Предоставленный отрывок:
+ + + + +

Он затих, и его быстро утащили с площади. Толпа смешалась, все заговорили, задвигались, столько тут я увидел, что еще один парень стоит с лозунгом под мышкой и держит за руки Бориса с Юлькой. Ребята стояли спокойные, готовые идти, куда им прикажут, но парень остался один и был в нерешительности. Молодой, младше меня. Он был смущен, растерян, и чувствовалось, что ему страшно неловко. Он ждал, что мы его оттесним от своих и тогда он уйдет со спокойной совестью. Его же, наоборот, приняли за своего, и кто-то из толпы советовал: - Спрячь лозунг под пальто, а то сейчас вернутся... - Уходи, уходи, пока никого нет.

Секунду он колебался, потом бросил ребят и быстро, не оглядываясь, зашагал прочь.

Все было кончено. Вдруг стало холодно и неуютно. - Пошли, - сказал я. - Мы свое сделали. Пошли, согреемся где-нибудь.

И человек десять вместе со мной медленно потянулись к троллейбусной остановке. Толпа разбилась на кучки, все оживленно обсуждали происшедшее.

- Что случилось, что тут было? - спрашивали случайные прохожие.

Уже гораздо позже, без меня, вернулись оперативники и забрали Вадика Делоне и Женьку Кушева, которому вдруг пришло в голову крикнуть: "Долой диктатуру! Свободу Добровольскому!" Делоне выпустили, а Кушева увезли в Лефортово. Илью Габая задержали два милиционера по приказу КГБ, но и его выпустили, записав фамилию.

Тысячи раз потом повторялись эти подробности свидетелями, следователями, прокурорами, судьями, адвокатами, искажались умышленно, перевирались случайно, пока, наконец, не осели дубовыми фразами приговоров, процеженные через судебную процедуру.

Власти, видимо, сами не знали, что с нами делать. Вадика арестовали только через три дня, меня и Габая - через четыре, И вновь потянулись дни в Лефортове, допросы, наседки. Подъем, завтрак, прогулка, обед, ужин, отбой, подъем, завтрак, прогулка, обед, ужин, отбой... - Соберитесь в баню. - Как, опять баня? Неужели неделя прошла?

+ + + + +

Сохранённые данные:

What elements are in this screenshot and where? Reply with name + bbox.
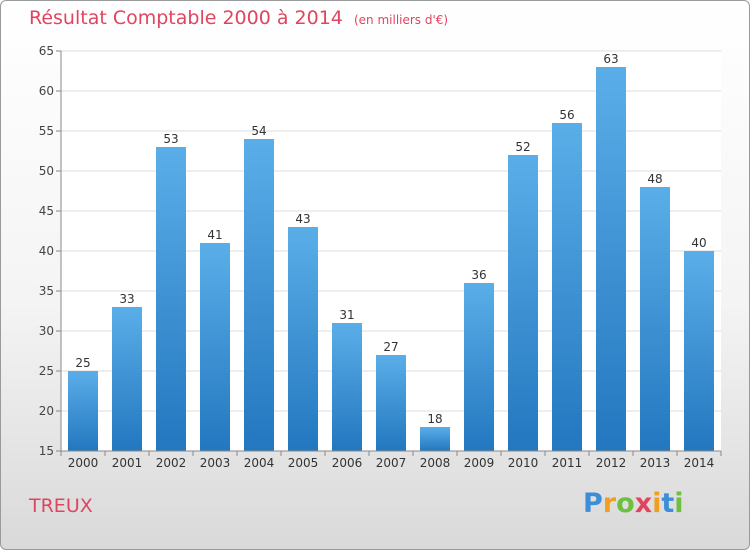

+ + + + +

Указания:
**a.** Повторите фрагмент отрывка начиная со слов «И человек десять» и вплоть до слов «через судебную процедуру.» включительно.
**b.** Почему, согласно отрывку, кто-то из толпы советовал парню спрятать лозунг под пальто? Ответьте в одном–трёх предложениях.
**c.** Как можно изложить суть отрывка в трёх предложениях?

Решения задач:
**a.**
И человек десять вместе со мной медленно потянулись к троллейбусной остановке. Толпа разбилась на кучки, все оживленно обсуждали происшедшее.

- Что случилось, что тут было? - спрашивали случайные прохожие.

Уже гораздо позже, без меня, вернулись оперативники и забрали Вадика Делоне и Женьку Кушева, которому вдруг пришло в голову крикнуть: "Долой диктатуру! Свободу Добровольскому!" Делоне выпустили, а Кушева увезли в Лефортово. Илью Габая задержали два милиционера по приказу КГБ, но и его выпустили, записав фамилию.

Тысячи раз потом повторялись эти подробности свидетелями, следователями, прокурорами, судьями, адвокатами, искажались умышленно, перевирались случайно, пока, наконец, не осели дубовыми фразами приговоров, процеженные через судебную процедуру.

**b.** Советчик объяснил это тем, что иначе «сейчас вернутся». Поэтому парню и говорили уходить, пока никого нет.

**c.** Когда затихшего человека утащили с площади, парень с лозунгом, которого толпа приняла за своего, секунду поколебался и ушёл, а рассказчик и человек десять с ним побрели к троллейбусной остановке. Позже оперативники забрали Вадика Делоне и Женьку Кушева, причём Делоне выпустили, а Кушева увезли в Лефортово. Через три дня арестовали Вадика, через четыре — рассказчика и Габая, и снова потянулись дни в Лефортове с допросами.